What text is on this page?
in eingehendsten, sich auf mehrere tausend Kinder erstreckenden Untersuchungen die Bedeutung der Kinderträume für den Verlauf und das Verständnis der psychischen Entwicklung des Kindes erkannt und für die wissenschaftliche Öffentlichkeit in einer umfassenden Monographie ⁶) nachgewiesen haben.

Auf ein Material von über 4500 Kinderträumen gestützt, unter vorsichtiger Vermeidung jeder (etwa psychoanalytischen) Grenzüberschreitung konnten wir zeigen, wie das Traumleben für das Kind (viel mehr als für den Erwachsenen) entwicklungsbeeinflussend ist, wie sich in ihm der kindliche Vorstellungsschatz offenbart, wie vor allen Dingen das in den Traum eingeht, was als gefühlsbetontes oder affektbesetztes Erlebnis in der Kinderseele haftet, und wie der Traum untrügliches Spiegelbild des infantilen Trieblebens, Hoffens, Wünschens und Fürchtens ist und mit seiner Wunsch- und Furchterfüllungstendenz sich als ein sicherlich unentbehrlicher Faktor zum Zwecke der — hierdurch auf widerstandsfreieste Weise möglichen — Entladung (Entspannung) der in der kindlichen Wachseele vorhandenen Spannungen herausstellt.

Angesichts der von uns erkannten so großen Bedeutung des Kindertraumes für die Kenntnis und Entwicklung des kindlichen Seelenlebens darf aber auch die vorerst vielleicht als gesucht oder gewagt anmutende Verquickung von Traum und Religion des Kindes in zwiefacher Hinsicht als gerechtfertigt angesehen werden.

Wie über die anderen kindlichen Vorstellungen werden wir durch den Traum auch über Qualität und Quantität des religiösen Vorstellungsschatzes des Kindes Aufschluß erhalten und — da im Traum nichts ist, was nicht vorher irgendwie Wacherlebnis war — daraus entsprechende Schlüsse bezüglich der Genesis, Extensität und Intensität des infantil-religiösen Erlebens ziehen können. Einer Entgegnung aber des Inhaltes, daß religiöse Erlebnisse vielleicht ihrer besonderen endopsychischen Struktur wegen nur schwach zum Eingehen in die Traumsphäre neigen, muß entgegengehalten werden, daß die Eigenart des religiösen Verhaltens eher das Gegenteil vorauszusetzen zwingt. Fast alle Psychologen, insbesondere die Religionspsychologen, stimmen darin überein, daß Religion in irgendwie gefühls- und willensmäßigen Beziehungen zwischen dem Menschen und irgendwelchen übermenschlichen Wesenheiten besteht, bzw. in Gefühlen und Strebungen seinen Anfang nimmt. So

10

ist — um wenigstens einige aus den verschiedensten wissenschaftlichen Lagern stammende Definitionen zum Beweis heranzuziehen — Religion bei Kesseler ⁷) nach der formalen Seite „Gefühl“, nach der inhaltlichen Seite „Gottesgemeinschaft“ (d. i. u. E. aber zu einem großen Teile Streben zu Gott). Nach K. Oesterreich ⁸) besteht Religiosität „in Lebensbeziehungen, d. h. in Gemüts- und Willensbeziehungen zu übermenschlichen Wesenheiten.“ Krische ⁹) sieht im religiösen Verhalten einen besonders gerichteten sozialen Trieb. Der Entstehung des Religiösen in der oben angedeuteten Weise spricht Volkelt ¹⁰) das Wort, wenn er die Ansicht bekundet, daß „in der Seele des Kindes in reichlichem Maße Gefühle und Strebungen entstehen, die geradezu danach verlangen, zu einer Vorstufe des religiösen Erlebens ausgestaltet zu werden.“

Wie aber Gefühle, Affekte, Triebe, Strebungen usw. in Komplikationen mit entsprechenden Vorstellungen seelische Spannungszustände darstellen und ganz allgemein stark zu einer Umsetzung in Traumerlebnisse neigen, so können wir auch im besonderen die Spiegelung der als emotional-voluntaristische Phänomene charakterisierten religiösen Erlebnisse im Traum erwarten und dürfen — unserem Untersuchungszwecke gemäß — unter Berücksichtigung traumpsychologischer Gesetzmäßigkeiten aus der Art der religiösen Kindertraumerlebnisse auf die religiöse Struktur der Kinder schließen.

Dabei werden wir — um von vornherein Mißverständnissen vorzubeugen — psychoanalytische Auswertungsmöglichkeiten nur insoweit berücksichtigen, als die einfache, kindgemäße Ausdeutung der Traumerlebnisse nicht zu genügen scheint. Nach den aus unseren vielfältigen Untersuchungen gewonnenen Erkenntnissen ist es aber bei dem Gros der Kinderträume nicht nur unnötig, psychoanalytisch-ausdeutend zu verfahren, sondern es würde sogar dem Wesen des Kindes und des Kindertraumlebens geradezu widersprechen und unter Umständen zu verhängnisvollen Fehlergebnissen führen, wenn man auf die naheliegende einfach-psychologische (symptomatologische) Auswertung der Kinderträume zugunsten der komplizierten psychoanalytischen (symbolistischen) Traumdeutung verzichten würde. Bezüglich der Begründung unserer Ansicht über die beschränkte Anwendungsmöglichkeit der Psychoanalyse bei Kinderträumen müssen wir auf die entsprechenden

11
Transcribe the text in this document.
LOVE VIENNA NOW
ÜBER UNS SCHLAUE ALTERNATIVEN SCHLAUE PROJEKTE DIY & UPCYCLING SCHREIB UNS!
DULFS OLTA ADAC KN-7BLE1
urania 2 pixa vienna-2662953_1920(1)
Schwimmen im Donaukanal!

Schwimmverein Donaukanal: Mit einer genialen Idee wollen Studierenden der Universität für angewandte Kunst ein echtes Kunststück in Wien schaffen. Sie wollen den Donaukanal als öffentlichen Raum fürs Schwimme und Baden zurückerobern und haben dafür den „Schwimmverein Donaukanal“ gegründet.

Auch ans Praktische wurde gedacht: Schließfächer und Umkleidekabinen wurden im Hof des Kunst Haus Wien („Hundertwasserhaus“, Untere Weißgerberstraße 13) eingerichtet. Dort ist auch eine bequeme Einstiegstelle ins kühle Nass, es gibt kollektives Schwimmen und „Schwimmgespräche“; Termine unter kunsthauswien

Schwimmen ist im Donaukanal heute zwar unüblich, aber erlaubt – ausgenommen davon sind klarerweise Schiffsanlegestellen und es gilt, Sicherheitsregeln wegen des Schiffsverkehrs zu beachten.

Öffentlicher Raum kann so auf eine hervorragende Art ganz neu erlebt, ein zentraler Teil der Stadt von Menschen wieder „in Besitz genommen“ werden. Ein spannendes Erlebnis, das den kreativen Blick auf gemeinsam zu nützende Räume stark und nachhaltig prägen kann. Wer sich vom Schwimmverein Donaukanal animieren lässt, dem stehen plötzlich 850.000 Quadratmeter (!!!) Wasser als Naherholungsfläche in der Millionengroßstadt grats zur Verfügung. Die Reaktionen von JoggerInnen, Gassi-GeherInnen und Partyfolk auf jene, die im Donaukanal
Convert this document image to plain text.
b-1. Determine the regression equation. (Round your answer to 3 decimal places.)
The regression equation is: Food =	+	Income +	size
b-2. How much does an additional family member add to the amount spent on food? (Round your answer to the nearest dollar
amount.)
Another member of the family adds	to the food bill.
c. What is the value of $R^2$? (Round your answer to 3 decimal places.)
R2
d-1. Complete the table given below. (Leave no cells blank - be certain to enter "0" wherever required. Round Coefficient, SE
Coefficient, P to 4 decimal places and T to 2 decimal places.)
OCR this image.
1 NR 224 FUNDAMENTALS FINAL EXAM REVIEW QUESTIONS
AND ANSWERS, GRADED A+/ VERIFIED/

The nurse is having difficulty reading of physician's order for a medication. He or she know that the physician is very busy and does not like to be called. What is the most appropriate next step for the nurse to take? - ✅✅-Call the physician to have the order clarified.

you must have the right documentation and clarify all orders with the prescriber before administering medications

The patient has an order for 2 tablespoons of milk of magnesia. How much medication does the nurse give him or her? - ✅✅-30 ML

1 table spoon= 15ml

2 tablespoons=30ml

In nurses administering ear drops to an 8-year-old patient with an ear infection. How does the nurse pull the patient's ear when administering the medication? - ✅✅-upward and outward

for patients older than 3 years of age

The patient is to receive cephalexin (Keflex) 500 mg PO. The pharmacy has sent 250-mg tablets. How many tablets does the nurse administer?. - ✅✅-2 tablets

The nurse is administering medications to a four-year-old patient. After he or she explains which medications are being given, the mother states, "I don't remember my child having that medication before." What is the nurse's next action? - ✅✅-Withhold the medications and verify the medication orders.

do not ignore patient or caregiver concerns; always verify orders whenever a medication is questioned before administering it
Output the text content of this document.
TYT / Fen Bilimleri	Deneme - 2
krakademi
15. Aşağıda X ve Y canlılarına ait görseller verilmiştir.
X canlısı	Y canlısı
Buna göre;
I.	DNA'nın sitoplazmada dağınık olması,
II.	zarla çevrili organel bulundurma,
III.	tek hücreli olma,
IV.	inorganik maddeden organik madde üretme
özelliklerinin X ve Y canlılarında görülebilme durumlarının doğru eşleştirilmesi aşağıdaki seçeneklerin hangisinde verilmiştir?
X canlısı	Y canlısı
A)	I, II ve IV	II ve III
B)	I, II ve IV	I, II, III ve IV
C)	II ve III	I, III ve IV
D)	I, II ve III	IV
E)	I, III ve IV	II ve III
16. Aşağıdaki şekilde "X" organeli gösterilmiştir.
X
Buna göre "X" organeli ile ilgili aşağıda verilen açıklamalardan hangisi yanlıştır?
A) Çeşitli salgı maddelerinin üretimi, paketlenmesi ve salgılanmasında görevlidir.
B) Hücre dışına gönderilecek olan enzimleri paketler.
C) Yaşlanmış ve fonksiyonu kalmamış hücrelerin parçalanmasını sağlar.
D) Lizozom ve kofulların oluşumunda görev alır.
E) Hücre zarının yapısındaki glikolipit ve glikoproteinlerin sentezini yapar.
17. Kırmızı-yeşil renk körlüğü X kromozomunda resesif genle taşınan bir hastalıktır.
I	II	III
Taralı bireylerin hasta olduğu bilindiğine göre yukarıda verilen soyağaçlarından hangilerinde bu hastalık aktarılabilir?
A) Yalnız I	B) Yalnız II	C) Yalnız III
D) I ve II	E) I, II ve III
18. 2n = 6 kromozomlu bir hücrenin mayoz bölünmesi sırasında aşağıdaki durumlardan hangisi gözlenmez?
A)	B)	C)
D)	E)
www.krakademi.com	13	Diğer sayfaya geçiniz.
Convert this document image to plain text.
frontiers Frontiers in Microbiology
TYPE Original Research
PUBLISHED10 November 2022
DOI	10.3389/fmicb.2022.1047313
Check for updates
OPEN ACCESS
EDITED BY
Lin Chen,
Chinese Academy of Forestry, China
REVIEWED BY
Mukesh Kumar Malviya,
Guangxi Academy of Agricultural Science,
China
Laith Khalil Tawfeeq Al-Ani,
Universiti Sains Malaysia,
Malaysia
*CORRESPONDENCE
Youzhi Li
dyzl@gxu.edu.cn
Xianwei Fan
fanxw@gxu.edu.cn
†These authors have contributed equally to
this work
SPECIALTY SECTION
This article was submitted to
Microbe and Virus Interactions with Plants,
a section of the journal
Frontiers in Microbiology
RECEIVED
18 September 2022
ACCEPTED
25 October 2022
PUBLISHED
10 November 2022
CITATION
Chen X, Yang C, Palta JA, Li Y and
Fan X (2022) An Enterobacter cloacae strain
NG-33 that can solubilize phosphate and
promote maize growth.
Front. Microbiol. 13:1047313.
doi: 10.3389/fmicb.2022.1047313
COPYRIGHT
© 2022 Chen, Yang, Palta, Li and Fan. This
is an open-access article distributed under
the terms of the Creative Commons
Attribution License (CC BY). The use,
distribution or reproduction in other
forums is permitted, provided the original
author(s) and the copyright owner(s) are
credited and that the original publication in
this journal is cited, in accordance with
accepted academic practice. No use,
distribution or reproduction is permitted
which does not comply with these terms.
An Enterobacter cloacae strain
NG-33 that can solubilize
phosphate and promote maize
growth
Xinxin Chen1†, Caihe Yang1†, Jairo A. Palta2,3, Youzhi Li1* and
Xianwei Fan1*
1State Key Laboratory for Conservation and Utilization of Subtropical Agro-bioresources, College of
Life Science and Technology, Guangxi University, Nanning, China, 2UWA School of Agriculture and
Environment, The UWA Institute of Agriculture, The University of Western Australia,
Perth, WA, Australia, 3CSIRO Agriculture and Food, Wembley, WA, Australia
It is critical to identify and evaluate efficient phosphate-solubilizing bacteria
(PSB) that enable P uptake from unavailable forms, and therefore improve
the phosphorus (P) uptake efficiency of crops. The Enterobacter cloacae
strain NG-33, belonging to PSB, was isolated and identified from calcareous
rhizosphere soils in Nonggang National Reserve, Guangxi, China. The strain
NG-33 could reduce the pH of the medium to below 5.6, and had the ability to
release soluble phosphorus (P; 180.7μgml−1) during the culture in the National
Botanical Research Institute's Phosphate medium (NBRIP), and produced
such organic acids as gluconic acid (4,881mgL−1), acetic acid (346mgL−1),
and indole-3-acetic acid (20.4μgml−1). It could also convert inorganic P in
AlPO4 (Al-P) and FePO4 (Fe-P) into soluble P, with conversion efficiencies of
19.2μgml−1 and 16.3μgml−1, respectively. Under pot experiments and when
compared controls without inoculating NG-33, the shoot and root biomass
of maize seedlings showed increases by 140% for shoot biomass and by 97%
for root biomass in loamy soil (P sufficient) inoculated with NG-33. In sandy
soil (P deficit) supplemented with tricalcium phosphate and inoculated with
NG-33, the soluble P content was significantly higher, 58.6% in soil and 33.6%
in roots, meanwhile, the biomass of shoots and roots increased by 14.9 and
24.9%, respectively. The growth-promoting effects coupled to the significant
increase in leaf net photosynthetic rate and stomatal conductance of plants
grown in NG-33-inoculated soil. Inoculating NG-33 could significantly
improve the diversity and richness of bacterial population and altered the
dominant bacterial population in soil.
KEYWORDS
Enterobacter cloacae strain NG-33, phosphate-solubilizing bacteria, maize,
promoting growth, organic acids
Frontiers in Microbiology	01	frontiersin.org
——
§ **Exercise brief**
Copy out each line in the listing that has the word "from".

§ **Response below**
(PSB) that enable P uptake from unavailable forms, and therefore improve
strain NG-33, belonging to PSB, was isolated and identified from calcareous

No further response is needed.